What you have to do >>
How many lines in the entries below include the string "Find"? Answer with the number only.

------------------------------------------------------------------------

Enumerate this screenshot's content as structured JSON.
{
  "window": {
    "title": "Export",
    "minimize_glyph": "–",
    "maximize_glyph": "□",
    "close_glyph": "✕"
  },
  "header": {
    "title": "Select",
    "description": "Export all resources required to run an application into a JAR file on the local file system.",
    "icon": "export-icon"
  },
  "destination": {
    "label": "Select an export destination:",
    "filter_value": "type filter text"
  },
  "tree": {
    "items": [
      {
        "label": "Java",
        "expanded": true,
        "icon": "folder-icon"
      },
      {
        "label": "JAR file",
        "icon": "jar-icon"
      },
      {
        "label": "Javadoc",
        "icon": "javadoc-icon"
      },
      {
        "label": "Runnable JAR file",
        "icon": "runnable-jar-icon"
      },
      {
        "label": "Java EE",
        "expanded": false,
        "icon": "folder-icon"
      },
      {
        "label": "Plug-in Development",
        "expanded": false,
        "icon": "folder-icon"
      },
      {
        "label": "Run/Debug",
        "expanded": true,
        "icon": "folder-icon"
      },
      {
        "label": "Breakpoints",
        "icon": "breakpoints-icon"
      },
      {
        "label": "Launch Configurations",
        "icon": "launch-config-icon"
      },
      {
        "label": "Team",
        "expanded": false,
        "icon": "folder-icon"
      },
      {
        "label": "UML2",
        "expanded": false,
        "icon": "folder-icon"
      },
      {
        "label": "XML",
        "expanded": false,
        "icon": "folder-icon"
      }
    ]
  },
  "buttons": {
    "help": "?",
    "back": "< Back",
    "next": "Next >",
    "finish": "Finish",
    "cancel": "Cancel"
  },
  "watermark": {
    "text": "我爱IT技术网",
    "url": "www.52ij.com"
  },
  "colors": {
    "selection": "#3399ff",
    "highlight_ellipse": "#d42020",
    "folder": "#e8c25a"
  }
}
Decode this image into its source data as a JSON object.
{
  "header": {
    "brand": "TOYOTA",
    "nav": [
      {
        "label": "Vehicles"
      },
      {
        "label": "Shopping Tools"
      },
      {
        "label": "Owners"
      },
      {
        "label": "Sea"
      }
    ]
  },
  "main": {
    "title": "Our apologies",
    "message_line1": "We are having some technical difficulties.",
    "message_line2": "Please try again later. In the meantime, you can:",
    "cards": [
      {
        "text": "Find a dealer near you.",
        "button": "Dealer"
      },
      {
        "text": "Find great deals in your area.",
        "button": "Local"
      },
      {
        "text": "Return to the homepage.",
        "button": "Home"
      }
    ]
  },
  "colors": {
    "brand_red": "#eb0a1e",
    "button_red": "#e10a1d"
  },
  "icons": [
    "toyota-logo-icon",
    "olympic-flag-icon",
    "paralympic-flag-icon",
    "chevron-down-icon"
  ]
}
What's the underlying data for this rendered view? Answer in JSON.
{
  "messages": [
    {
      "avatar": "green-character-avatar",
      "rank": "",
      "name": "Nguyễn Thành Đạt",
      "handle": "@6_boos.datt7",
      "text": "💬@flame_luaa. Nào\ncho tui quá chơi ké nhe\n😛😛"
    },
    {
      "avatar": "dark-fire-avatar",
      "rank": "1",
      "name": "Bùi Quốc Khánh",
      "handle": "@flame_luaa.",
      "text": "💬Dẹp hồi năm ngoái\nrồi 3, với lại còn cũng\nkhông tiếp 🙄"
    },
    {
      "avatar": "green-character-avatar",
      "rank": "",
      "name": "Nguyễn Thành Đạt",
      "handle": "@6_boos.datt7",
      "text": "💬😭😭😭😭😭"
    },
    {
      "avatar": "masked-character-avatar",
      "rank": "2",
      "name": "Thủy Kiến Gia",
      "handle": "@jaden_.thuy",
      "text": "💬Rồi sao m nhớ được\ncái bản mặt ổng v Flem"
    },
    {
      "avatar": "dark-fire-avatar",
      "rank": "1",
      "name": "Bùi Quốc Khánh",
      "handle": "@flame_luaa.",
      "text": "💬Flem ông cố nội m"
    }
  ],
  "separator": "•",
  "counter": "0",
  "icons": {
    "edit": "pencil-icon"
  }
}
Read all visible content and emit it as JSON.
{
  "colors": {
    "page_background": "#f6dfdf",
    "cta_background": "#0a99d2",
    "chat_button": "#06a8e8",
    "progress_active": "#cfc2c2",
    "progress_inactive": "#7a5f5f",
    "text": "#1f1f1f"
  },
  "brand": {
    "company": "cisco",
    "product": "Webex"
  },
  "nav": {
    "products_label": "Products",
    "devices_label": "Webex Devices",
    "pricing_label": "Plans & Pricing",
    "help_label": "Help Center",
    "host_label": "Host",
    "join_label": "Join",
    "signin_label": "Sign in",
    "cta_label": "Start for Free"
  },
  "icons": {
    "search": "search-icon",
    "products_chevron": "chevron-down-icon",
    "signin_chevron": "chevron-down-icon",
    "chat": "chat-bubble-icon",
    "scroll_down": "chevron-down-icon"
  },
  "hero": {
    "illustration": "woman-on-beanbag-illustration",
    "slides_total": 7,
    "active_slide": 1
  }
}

------------------------------------------------------------------------

Written response >>
2